Layout annotation data:
***

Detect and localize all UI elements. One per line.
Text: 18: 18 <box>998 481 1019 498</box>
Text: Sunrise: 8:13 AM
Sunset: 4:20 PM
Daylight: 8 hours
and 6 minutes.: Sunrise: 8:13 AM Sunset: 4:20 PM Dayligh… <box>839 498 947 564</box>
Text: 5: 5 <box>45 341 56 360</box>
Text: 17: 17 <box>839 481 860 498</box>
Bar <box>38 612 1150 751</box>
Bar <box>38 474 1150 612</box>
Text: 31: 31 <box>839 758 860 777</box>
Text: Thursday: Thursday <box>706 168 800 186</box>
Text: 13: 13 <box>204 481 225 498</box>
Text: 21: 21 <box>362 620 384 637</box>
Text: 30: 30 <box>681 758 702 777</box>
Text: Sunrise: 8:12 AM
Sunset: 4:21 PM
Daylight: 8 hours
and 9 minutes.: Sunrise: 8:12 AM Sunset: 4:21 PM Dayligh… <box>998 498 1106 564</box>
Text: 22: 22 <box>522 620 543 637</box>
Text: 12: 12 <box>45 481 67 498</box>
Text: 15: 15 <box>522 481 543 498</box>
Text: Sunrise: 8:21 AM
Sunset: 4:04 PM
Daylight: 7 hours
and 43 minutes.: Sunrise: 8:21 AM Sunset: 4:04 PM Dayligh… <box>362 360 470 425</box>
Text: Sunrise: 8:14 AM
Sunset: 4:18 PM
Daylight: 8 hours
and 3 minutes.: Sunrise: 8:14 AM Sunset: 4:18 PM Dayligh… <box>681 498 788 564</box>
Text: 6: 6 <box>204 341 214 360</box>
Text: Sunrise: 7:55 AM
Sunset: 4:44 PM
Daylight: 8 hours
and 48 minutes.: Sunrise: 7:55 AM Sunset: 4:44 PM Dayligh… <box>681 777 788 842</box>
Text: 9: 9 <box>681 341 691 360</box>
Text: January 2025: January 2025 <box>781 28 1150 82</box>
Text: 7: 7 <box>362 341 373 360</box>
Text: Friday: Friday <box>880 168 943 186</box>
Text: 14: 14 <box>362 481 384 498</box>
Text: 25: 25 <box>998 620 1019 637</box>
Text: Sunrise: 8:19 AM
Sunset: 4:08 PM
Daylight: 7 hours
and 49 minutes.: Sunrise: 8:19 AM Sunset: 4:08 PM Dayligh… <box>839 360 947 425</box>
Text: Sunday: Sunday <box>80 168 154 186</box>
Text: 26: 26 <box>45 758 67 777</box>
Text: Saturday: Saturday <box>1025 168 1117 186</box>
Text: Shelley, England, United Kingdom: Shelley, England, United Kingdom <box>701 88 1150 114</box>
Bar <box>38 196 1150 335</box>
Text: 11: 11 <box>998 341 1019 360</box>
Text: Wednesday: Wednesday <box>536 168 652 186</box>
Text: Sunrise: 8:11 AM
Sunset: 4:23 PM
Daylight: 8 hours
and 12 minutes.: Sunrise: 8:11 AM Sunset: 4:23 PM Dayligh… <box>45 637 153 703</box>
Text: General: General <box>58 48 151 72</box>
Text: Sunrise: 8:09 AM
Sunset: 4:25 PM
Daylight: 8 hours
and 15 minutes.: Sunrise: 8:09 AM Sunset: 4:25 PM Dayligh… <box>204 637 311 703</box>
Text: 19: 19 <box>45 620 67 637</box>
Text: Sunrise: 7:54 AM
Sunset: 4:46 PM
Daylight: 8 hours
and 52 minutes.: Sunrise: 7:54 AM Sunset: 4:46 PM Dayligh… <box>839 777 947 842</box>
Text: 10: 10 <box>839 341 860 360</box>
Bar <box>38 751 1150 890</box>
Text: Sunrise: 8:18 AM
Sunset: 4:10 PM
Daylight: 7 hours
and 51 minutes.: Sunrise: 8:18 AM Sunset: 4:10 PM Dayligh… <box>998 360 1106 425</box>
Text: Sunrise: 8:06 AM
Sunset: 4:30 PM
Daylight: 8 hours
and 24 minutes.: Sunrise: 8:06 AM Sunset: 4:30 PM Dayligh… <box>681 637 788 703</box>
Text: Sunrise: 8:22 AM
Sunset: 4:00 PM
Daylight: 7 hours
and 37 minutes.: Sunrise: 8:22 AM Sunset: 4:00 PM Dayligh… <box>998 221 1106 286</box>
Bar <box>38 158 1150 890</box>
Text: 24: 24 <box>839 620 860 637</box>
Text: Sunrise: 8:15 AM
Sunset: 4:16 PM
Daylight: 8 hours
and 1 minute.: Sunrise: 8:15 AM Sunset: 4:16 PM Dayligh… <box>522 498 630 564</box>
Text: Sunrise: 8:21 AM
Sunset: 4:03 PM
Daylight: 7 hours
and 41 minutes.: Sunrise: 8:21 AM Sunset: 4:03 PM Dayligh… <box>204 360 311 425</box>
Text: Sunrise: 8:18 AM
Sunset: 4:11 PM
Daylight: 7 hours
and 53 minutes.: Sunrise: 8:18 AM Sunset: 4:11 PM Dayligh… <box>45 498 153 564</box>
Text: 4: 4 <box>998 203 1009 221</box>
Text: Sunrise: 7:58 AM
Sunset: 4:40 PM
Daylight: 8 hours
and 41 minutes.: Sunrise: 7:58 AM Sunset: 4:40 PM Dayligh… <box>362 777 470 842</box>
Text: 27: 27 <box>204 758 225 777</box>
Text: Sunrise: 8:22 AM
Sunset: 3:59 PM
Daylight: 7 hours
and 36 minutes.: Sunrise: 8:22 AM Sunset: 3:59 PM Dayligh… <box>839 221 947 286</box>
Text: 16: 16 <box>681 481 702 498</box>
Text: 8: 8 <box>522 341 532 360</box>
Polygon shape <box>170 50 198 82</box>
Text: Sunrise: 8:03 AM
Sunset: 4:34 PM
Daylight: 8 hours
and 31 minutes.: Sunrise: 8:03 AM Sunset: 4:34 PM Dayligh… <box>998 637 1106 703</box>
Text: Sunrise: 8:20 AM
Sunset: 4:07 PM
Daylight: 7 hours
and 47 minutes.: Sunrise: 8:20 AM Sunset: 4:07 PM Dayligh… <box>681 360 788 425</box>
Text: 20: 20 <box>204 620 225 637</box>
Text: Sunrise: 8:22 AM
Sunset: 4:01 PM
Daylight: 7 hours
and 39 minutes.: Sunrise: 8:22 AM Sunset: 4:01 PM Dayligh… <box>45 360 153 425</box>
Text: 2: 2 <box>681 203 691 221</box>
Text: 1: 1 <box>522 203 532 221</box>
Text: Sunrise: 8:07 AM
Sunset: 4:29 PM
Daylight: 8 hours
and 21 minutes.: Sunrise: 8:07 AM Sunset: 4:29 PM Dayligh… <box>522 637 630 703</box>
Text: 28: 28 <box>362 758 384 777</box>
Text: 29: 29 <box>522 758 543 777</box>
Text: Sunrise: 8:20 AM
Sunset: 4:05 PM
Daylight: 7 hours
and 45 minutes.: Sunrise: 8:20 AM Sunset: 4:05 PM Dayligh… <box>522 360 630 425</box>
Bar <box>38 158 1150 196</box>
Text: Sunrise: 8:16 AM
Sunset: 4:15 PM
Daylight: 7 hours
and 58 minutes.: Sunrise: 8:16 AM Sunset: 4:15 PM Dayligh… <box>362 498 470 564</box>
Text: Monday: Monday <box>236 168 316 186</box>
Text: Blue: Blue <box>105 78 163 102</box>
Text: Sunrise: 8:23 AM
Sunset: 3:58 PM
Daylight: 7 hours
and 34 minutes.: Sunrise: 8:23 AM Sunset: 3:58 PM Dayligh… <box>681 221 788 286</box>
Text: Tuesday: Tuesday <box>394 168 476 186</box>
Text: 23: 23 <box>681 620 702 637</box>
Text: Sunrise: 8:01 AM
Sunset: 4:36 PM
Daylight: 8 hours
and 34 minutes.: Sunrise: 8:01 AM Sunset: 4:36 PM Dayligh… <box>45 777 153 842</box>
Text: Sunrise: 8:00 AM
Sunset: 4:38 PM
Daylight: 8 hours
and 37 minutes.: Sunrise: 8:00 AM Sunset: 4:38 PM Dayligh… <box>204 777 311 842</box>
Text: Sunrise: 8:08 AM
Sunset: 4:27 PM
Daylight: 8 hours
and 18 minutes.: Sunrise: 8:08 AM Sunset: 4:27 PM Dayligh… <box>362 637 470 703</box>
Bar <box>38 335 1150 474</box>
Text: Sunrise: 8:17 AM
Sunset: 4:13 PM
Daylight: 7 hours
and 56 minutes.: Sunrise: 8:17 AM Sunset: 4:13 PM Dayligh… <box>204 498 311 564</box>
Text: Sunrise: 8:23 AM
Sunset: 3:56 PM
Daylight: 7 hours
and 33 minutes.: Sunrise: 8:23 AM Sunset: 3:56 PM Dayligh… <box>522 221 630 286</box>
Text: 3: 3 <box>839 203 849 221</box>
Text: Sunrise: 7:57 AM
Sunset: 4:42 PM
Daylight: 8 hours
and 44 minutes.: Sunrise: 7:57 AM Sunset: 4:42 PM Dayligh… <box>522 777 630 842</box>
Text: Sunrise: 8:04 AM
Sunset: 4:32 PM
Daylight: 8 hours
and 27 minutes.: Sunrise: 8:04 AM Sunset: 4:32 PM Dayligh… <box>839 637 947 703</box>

***

Exercise directions:
Gather every line of the items above that contains the string "localize". Case counts.

Result of this task:
Detect and localize all UI elements. One per line.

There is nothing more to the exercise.